(What is required) State only the number of lines that include "JSON".

(Data for processing)
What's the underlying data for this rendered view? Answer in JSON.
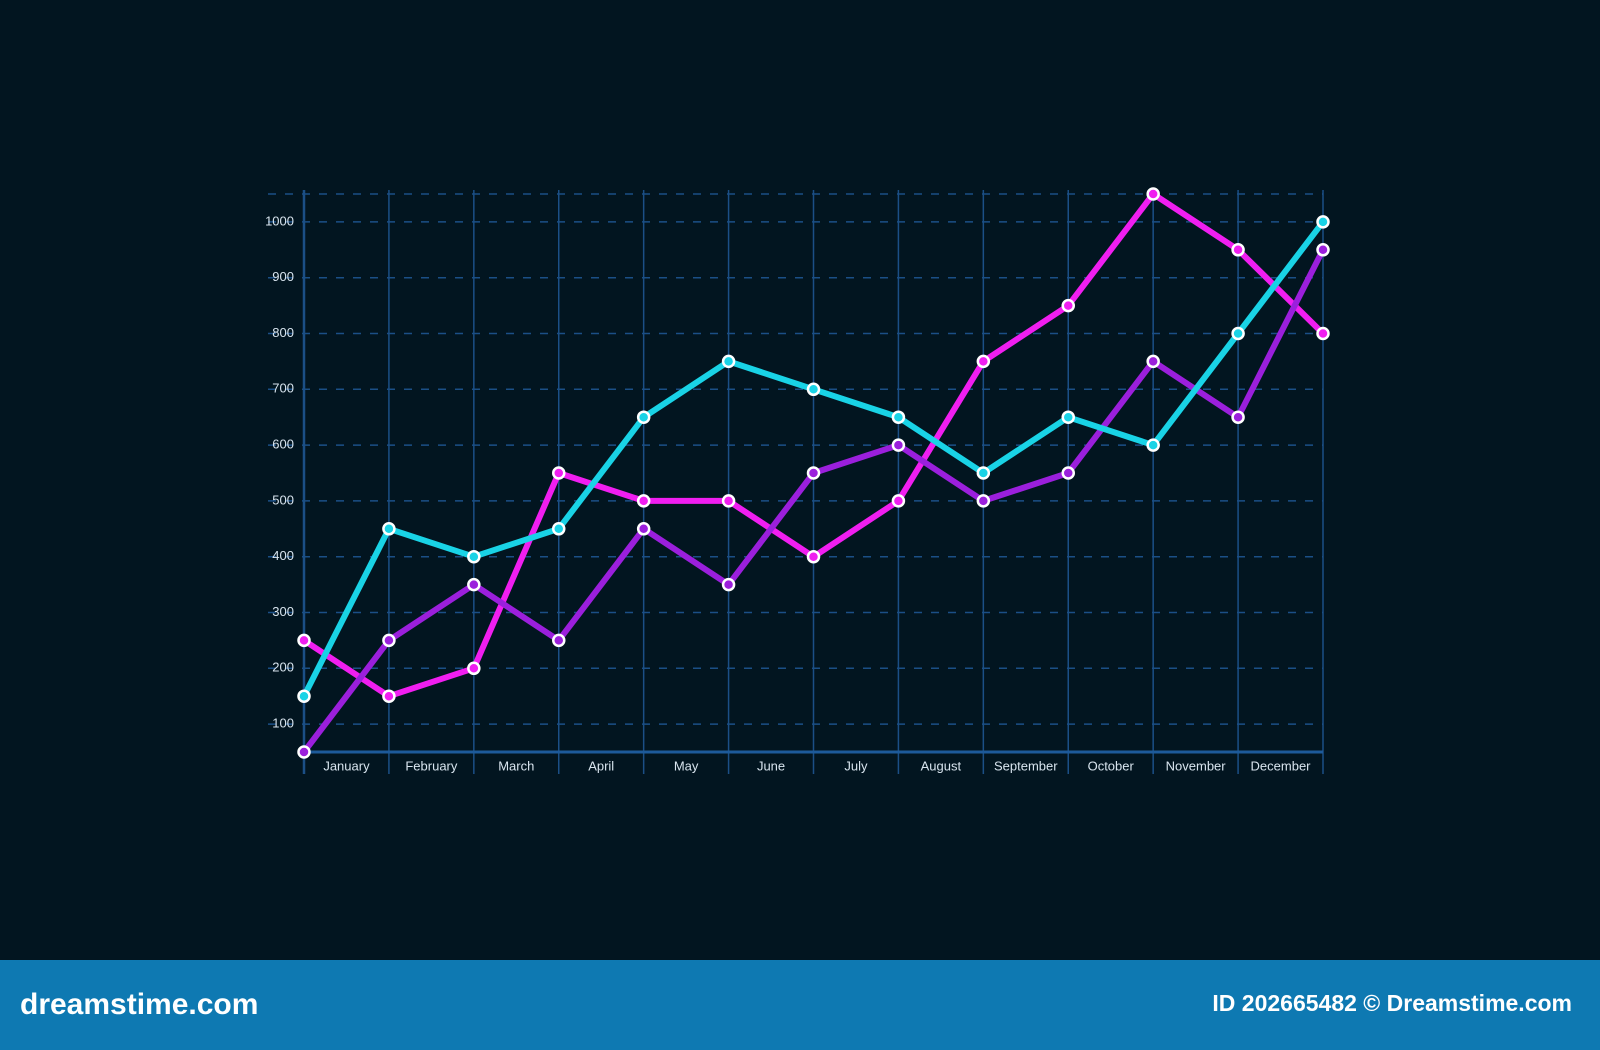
{
  "chart_data": {
    "type": "line",
    "x": [
      0,
      1,
      2,
      3,
      4,
      5,
      6,
      7,
      8,
      9,
      10,
      11,
      12
    ],
    "xlim": [
      0,
      12
    ],
    "xticks": [
      {
        "value": 0.5,
        "label": "January"
      },
      {
        "value": 1.5,
        "label": "February"
      },
      {
        "value": 2.5,
        "label": "March"
      },
      {
        "value": 3.5,
        "label": "April"
      },
      {
        "value": 4.5,
        "label": "May"
      },
      {
        "value": 5.5,
        "label": "June"
      },
      {
        "value": 6.5,
        "label": "July"
      },
      {
        "value": 7.5,
        "label": "August"
      },
      {
        "value": 8.5,
        "label": "September"
      },
      {
        "value": 9.5,
        "label": "October"
      },
      {
        "value": 10.5,
        "label": "November"
      },
      {
        "value": 11.5,
        "label": "December"
      }
    ],
    "ylim": [
      50,
      1050
    ],
    "yticks": [
      100,
      200,
      300,
      400,
      500,
      600,
      700,
      800,
      900,
      1000
    ],
    "grid": true,
    "series": [
      {
        "color": "#f01ef0",
        "values": [
          250,
          150,
          200,
          550,
          500,
          500,
          400,
          500,
          750,
          850,
          1050,
          950,
          800
        ]
      },
      {
        "color": "#9b1fdc",
        "values": [
          50,
          250,
          350,
          250,
          450,
          350,
          550,
          600,
          500,
          550,
          750,
          650,
          950
        ]
      },
      {
        "color": "#19d3e6",
        "values": [
          150,
          450,
          400,
          450,
          650,
          750,
          700,
          650,
          550,
          650,
          600,
          800,
          1000
        ]
      }
    ]
  },
  "footer": {
    "left": "dreamstime.com",
    "right": "ID 202665482 © Dreamstime.com"
  }
}
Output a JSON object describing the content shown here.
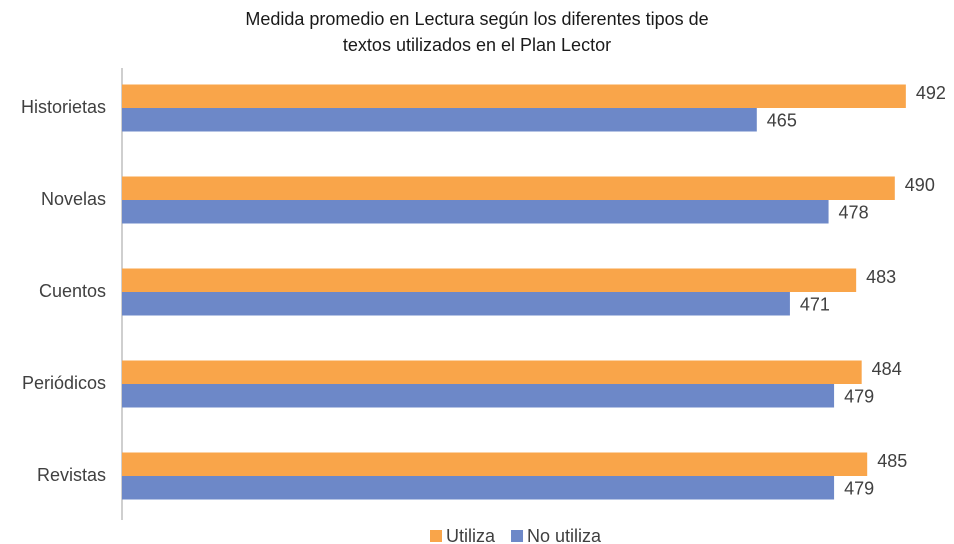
{
  "chart_data": {
    "type": "hbar",
    "title": "Medida promedio en Lectura según los diferentes tipos de textos utilizados en el Plan Lector",
    "categories": [
      "Historietas",
      "Novelas",
      "Cuentos",
      "Periódicos",
      "Revistas"
    ],
    "series": [
      {
        "name": "Utiliza",
        "color": "#f9a54a",
        "values": [
          492,
          490,
          483,
          484,
          485
        ]
      },
      {
        "name": "No utiliza",
        "color": "#6d88c8",
        "values": [
          465,
          478,
          471,
          479,
          479
        ]
      }
    ],
    "xlim": [
      350,
      500
    ]
  }
}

(Correct output) 2